**Prompt**:
Report each line below that carries the word "this".

**Data listing**:

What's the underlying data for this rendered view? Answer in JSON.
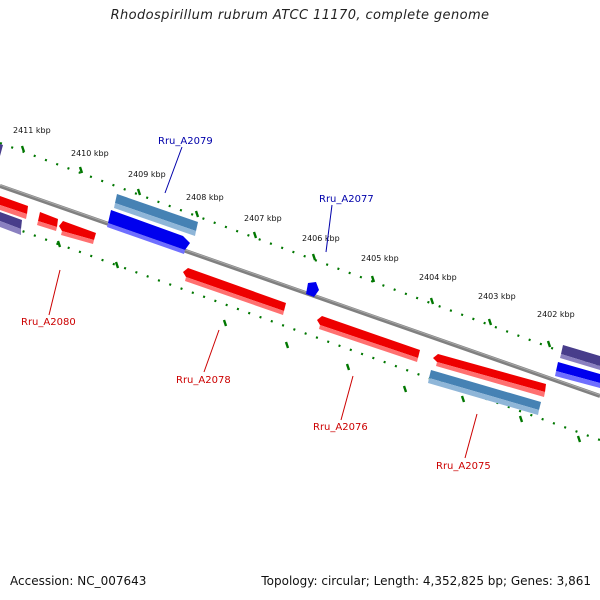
{
  "title": "Rhodospirillum rubrum ATCC 11170, complete genome",
  "footer": {
    "accession": "Accession: NC_007643",
    "topology": "Topology: circular; Length: 4,352,825 bp; Genes: 3,861"
  },
  "colors": {
    "backbone": "#808080",
    "forward_cds": "#ff0000",
    "reverse_cds": "#0000ff",
    "rna_like": "#4682b4",
    "other": "#483d8b",
    "tick": "#007700",
    "label_forward": "#cc0000",
    "label_reverse": "#0000aa"
  },
  "kbp_labels": [
    {
      "text": "2411 kbp",
      "kbp": 2411
    },
    {
      "text": "2410 kbp",
      "kbp": 2410
    },
    {
      "text": "2409 kbp",
      "kbp": 2409
    },
    {
      "text": "2408 kbp",
      "kbp": 2408
    },
    {
      "text": "2407 kbp",
      "kbp": 2407
    },
    {
      "text": "2406 kbp",
      "kbp": 2406
    },
    {
      "text": "2405 kbp",
      "kbp": 2405
    },
    {
      "text": "2404 kbp",
      "kbp": 2404
    },
    {
      "text": "2403 kbp",
      "kbp": 2403
    },
    {
      "text": "2402 kbp",
      "kbp": 2402
    }
  ],
  "gene_labels": [
    {
      "text": "Rru_A2079",
      "strand": "reverse"
    },
    {
      "text": "Rru_A2077",
      "strand": "reverse"
    },
    {
      "text": "Rru_A2080",
      "strand": "forward"
    },
    {
      "text": "Rru_A2078",
      "strand": "forward"
    },
    {
      "text": "Rru_A2076",
      "strand": "forward"
    },
    {
      "text": "Rru_A2075",
      "strand": "forward"
    }
  ]
}
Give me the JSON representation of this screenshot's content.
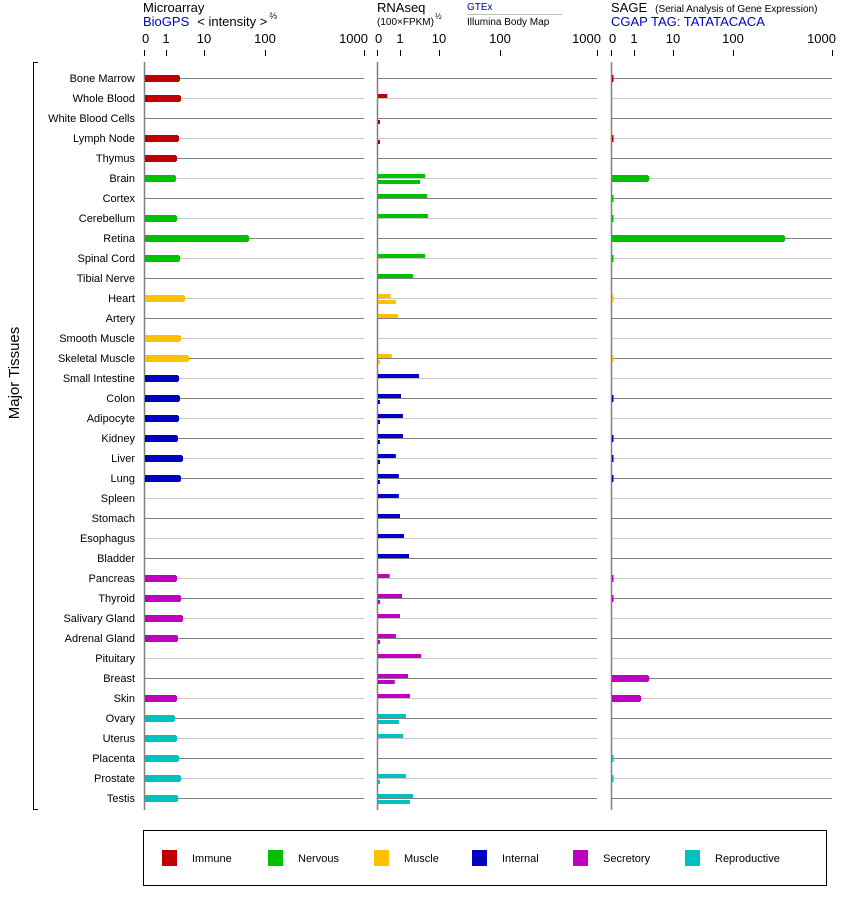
{
  "chart_data": {
    "type": "bar",
    "y_group_label": "Major Tissues",
    "panels": [
      {
        "id": "microarray",
        "title": "Microarray",
        "source": "BioGPS",
        "scale_label": "< intensity >",
        "scale_exp": "⅔",
        "ticks": [
          0,
          1,
          10,
          100,
          1000
        ],
        "tick_labels": [
          "0",
          "1",
          "10",
          "100",
          "1000"
        ],
        "xlim": [
          0,
          1000
        ]
      },
      {
        "id": "rnaseq",
        "title": "RNAseq",
        "scale_label": "(100×FPKM)",
        "scale_exp": "½",
        "series_labels": [
          "GTEx",
          "Illumina Body Map"
        ],
        "ticks": [
          0,
          1,
          10,
          100,
          1000
        ],
        "tick_labels": [
          "0",
          "1",
          "10",
          "100",
          "1000"
        ],
        "xlim": [
          0,
          1000
        ]
      },
      {
        "id": "sage",
        "title": "SAGE",
        "subtitle": "(Serial Analysis of Gene Expression)",
        "tag_label": "CGAP TAG: TATATACACA",
        "ticks": [
          0,
          1,
          10,
          100,
          1000
        ],
        "tick_labels": [
          "0",
          "1",
          "10",
          "100",
          "1000"
        ],
        "xlim": [
          0,
          1000
        ]
      }
    ],
    "groups": [
      {
        "name": "Immune",
        "color": "#c00000"
      },
      {
        "name": "Nervous",
        "color": "#00c000"
      },
      {
        "name": "Muscle",
        "color": "#ffc000"
      },
      {
        "name": "Internal",
        "color": "#0000c0"
      },
      {
        "name": "Secretory",
        "color": "#c000c0"
      },
      {
        "name": "Reproductive",
        "color": "#00c0c0"
      }
    ],
    "tissues": [
      {
        "name": "Bone Marrow",
        "group": 0,
        "microarray": 2.2,
        "gtex": null,
        "illumina": null,
        "sage": 0.1
      },
      {
        "name": "Whole Blood",
        "group": 0,
        "microarray": 2.33,
        "gtex": 0.45,
        "illumina": null,
        "sage": null
      },
      {
        "name": "White Blood Cells",
        "group": 0,
        "microarray": null,
        "gtex": null,
        "illumina": 0.05,
        "sage": null
      },
      {
        "name": "Lymph Node",
        "group": 0,
        "microarray": 2.07,
        "gtex": null,
        "illumina": 0.05,
        "sage": 0.1
      },
      {
        "name": "Thymus",
        "group": 0,
        "microarray": 1.83,
        "gtex": null,
        "illumina": null,
        "sage": null
      },
      {
        "name": "Brain",
        "group": 1,
        "microarray": 1.72,
        "gtex": 4.4,
        "illumina": 3.3,
        "sage": 2.3
      },
      {
        "name": "Cortex",
        "group": 1,
        "microarray": null,
        "gtex": 4.9,
        "illumina": null,
        "sage": 0.1
      },
      {
        "name": "Cerebellum",
        "group": 1,
        "microarray": 1.83,
        "gtex": 5.2,
        "illumina": null,
        "sage": 0.1
      },
      {
        "name": "Retina",
        "group": 1,
        "microarray": 52.6,
        "gtex": null,
        "illumina": null,
        "sage": 327
      },
      {
        "name": "Spinal Cord",
        "group": 1,
        "microarray": 2.2,
        "gtex": 4.4,
        "illumina": null,
        "sage": 0.1
      },
      {
        "name": "Tibial Nerve",
        "group": 1,
        "microarray": null,
        "gtex": 2.15,
        "illumina": null,
        "sage": null
      },
      {
        "name": "Heart",
        "group": 2,
        "microarray": 2.97,
        "gtex": 0.59,
        "illumina": 0.82,
        "sage": 0.1
      },
      {
        "name": "Artery",
        "group": 2,
        "microarray": null,
        "gtex": 0.91,
        "illumina": null,
        "sage": null
      },
      {
        "name": "Smooth Muscle",
        "group": 2,
        "microarray": 2.33,
        "gtex": null,
        "illumina": null,
        "sage": null
      },
      {
        "name": "Skeletal Muscle",
        "group": 2,
        "microarray": 3.79,
        "gtex": 0.64,
        "illumina": 0.05,
        "sage": 0.1
      },
      {
        "name": "Small Intestine",
        "group": 3,
        "microarray": 2.07,
        "gtex": 3.07,
        "illumina": null,
        "sage": null
      },
      {
        "name": "Colon",
        "group": 3,
        "microarray": 2.2,
        "gtex": 1.06,
        "illumina": 0.05,
        "sage": 0.1
      },
      {
        "name": "Adipocyte",
        "group": 3,
        "microarray": 2.07,
        "gtex": 1.19,
        "illumina": 0.05,
        "sage": null
      },
      {
        "name": "Kidney",
        "group": 3,
        "microarray": 1.95,
        "gtex": 1.19,
        "illumina": 0.05,
        "sage": 0.1
      },
      {
        "name": "Liver",
        "group": 3,
        "microarray": 2.63,
        "gtex": 0.82,
        "illumina": 0.05,
        "sage": 0.1
      },
      {
        "name": "Lung",
        "group": 3,
        "microarray": 2.33,
        "gtex": 0.95,
        "illumina": 0.05,
        "sage": 0.1
      },
      {
        "name": "Spleen",
        "group": 3,
        "microarray": null,
        "gtex": 0.95,
        "illumina": null,
        "sage": null
      },
      {
        "name": "Stomach",
        "group": 3,
        "microarray": null,
        "gtex": 1.0,
        "illumina": null,
        "sage": null
      },
      {
        "name": "Esophagus",
        "group": 3,
        "microarray": null,
        "gtex": 1.27,
        "illumina": null,
        "sage": null
      },
      {
        "name": "Bladder",
        "group": 3,
        "microarray": null,
        "gtex": 1.7,
        "illumina": null,
        "sage": null
      },
      {
        "name": "Pancreas",
        "group": 4,
        "microarray": 1.83,
        "gtex": 0.55,
        "illumina": null,
        "sage": 0.1
      },
      {
        "name": "Thyroid",
        "group": 4,
        "microarray": 2.33,
        "gtex": 1.13,
        "illumina": 0.05,
        "sage": 0.1
      },
      {
        "name": "Salivary Gland",
        "group": 4,
        "microarray": 2.63,
        "gtex": 1.0,
        "illumina": null,
        "sage": null
      },
      {
        "name": "Adrenal Gland",
        "group": 4,
        "microarray": 1.95,
        "gtex": 0.82,
        "illumina": 0.05,
        "sage": null
      },
      {
        "name": "Pituitary",
        "group": 4,
        "microarray": null,
        "gtex": 3.46,
        "illumina": null,
        "sage": null
      },
      {
        "name": "Breast",
        "group": 4,
        "microarray": null,
        "gtex": 1.6,
        "illumina": 0.77,
        "sage": 2.3
      },
      {
        "name": "Skin",
        "group": 4,
        "microarray": 1.83,
        "gtex": 1.8,
        "illumina": null,
        "sage": 1.43
      },
      {
        "name": "Ovary",
        "group": 5,
        "microarray": 1.62,
        "gtex": 1.42,
        "illumina": 0.95,
        "sage": null
      },
      {
        "name": "Uterus",
        "group": 5,
        "microarray": 1.83,
        "gtex": 1.19,
        "illumina": null,
        "sage": null
      },
      {
        "name": "Placenta",
        "group": 5,
        "microarray": 2.07,
        "gtex": null,
        "illumina": null,
        "sage": 0.1
      },
      {
        "name": "Prostate",
        "group": 5,
        "microarray": 2.33,
        "gtex": 1.42,
        "illumina": 0.05,
        "sage": 0.1
      },
      {
        "name": "Testis",
        "group": 5,
        "microarray": 1.95,
        "gtex": 2.15,
        "illumina": 1.8,
        "sage": null
      }
    ]
  }
}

**Solved exercise**:
What's the underlying data for this rendered view? Answer in JSON.
Give me the JSON representation of this screenshot's content.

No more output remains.